# [STATED GOAL A]
In the passage about the Khorezm regional branch, where is the department's office located?
# [STATED GOAL B]
Return the part of the Khorezm branch passage from "The department is currently" to "and their applications.", copied word for word.

# [PASSAGE SHOWN]
####

Regional branch of V.I. Romanovsky Institute of Mathematics of Uzbekistan Academy of Sciences in Khorezm region was organized according to the paragraph 17 of the Decree of the President of the Republic of Uzbekistan dated May 7, 2020 No DP-4708. In accordance with Annex 2 of this Decree, the department involves 10 research staff and the office of the department is located at the Urgench State University. Currently, DSc. S.A. Imamkulov is head of the department. In the department, Academician A. Sadullaev, DSc. G. Urazboev, leading researcher B.Babajanov, senior researchers Z.Ibragimov, U.Xoitmetov, A.Atamuratov, B.Yusupov, A.Babadjanova and junior researcher Sh. Atanazarova also conduct scientific activities.

The department is currently conducting research in the following areas:

- Non-associative Lie and Leibniz algebras and their local derivation;

- Analytical continuation of functions in multidimensional complex space;

- Complex potentials and its application;

- Theory of analytical functions in parabolic polynomials;

- Direct and inverse spectral problems for differential operators and their applications.

####

# [DATA RECORDS]

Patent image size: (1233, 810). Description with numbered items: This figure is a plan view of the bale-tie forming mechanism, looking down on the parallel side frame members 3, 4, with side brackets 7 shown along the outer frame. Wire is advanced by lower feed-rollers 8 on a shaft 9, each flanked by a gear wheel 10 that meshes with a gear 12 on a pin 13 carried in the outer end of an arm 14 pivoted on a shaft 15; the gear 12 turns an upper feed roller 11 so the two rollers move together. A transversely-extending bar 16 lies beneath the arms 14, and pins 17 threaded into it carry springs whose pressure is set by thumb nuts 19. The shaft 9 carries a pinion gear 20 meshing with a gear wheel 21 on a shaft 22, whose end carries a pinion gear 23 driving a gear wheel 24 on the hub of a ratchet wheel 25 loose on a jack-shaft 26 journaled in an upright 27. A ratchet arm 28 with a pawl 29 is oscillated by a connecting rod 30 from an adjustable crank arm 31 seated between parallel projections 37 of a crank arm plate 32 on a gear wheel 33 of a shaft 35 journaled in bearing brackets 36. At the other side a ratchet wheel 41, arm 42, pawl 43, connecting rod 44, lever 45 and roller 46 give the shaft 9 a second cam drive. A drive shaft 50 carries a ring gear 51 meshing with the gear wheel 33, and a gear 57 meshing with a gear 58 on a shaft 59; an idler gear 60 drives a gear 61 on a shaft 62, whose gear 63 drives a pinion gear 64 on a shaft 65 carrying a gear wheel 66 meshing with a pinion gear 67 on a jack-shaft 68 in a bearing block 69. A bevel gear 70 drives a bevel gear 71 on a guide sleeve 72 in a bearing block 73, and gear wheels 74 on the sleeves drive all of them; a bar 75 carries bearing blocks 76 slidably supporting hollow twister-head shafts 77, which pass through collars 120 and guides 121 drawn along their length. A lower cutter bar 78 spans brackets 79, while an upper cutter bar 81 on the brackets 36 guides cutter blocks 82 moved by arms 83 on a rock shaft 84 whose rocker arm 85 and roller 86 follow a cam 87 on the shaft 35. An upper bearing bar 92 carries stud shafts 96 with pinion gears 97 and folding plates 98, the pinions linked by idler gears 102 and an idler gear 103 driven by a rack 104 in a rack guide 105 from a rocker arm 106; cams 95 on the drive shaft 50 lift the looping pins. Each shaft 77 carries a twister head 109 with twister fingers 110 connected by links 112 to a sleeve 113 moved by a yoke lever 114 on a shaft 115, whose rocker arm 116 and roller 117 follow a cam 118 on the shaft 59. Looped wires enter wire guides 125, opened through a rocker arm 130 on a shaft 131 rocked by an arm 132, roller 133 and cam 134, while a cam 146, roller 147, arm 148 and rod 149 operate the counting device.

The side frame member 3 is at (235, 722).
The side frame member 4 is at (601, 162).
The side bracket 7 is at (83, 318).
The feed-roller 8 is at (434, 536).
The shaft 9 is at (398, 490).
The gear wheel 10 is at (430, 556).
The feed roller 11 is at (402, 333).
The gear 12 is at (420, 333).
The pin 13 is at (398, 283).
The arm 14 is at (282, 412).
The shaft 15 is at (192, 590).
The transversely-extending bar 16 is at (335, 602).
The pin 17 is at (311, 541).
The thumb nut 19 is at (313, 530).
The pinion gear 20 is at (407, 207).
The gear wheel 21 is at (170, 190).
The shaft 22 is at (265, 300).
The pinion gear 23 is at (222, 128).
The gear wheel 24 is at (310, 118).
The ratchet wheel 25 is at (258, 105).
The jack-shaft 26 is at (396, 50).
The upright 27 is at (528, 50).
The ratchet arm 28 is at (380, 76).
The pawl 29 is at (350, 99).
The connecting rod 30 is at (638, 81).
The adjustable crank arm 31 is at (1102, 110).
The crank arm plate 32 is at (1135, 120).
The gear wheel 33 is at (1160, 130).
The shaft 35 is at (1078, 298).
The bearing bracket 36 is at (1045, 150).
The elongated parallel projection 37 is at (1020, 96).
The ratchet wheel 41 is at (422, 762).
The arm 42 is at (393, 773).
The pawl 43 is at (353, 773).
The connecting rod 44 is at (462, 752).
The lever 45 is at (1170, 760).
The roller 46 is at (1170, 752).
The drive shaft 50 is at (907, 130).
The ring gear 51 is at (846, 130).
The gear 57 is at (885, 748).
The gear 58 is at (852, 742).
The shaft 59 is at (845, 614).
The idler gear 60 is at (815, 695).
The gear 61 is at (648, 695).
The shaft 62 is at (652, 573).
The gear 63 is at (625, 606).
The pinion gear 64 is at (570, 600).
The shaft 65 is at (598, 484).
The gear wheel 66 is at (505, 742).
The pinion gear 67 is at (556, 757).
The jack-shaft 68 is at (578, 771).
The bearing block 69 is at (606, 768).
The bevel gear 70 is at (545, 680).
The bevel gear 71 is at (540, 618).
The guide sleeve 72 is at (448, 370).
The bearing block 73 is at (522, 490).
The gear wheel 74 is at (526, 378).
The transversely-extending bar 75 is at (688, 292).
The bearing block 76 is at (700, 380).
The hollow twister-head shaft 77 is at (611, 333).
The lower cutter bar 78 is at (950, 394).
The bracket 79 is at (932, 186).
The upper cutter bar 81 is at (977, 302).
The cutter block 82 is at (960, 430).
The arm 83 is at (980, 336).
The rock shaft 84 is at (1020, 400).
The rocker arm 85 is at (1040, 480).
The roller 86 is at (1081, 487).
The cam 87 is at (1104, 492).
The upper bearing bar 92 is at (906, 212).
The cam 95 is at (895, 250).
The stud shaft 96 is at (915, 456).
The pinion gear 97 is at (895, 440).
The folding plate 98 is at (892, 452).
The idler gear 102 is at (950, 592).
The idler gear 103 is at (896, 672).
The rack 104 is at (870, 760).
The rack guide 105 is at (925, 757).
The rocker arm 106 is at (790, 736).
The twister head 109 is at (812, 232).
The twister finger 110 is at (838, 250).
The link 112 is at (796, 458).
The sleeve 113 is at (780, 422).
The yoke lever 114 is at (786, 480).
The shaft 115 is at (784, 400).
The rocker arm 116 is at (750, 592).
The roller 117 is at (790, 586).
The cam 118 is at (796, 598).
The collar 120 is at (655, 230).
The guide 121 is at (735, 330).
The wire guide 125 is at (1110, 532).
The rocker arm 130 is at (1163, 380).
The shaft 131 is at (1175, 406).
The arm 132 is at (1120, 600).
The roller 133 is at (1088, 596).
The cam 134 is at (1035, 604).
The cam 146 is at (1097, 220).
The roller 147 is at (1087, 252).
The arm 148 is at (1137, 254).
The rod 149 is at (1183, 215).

####

# [EXERCISE ANSWER A]
At the Urgench State University.

# [EXERCISE ANSWER B]
The department is currently conducting research in the following areas:

- Non-associative Lie and Leibniz algebras and their local derivation;

- Analytical continuation of functions in multidimensional complex space;

- Complex potentials and its application;

- Theory of analytical functions in parabolic polynomials;

- Direct and inverse spectral problems for differential operators and their applications.